Directions for this task >>
Review the lines that follow and copy each one that contains the word "title".

Stored items:
begin

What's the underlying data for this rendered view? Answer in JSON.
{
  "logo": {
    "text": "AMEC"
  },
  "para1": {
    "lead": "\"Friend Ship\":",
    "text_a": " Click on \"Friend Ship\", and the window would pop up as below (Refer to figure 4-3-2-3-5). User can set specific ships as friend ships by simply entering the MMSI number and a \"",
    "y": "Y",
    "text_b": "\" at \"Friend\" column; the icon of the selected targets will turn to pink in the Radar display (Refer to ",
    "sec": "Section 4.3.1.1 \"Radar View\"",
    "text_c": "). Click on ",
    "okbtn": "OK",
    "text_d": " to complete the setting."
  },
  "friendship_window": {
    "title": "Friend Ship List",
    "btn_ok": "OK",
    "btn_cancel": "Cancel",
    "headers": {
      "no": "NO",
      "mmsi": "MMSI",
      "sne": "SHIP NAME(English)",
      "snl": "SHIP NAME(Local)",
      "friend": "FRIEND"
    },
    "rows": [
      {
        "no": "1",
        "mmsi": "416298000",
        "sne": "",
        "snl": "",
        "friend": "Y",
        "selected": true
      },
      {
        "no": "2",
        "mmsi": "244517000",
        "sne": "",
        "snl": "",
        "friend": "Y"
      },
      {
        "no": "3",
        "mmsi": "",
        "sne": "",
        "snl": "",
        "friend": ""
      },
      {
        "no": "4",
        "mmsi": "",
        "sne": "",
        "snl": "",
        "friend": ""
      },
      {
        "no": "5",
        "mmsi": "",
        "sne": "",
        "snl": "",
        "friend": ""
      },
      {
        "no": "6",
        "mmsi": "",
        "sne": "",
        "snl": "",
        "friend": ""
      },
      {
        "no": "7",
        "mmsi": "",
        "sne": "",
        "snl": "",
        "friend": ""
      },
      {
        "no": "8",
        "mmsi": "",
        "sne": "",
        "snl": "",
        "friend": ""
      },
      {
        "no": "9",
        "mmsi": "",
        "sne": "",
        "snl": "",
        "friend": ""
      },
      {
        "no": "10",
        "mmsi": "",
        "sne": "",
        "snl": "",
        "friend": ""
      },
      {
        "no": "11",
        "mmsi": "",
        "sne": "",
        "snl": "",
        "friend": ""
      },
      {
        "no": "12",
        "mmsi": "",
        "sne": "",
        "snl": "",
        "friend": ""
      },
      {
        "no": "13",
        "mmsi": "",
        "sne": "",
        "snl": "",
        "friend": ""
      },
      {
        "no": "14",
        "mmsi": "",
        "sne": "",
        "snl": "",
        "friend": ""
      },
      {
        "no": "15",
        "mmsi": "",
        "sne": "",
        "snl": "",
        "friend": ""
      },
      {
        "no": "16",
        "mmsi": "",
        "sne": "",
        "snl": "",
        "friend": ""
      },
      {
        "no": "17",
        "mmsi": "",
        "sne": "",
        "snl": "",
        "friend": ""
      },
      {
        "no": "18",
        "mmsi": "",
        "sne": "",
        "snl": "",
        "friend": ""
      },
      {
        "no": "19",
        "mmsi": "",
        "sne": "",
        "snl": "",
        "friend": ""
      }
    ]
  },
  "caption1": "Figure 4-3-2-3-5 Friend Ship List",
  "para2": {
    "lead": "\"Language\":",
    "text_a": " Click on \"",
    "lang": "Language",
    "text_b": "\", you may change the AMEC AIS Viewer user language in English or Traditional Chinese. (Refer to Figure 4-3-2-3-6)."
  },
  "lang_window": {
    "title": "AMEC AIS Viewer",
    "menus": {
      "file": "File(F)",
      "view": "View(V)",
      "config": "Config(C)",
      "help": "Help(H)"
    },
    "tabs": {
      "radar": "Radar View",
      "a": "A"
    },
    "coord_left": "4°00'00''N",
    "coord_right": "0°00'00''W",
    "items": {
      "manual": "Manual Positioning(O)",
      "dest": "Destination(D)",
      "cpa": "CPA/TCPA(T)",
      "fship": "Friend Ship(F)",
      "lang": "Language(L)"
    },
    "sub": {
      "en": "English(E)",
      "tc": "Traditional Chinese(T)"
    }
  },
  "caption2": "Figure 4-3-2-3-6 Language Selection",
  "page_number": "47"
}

end

Solved exercise >>
    "title": "Friend Ship List",
    "title": "AMEC AIS Viewer",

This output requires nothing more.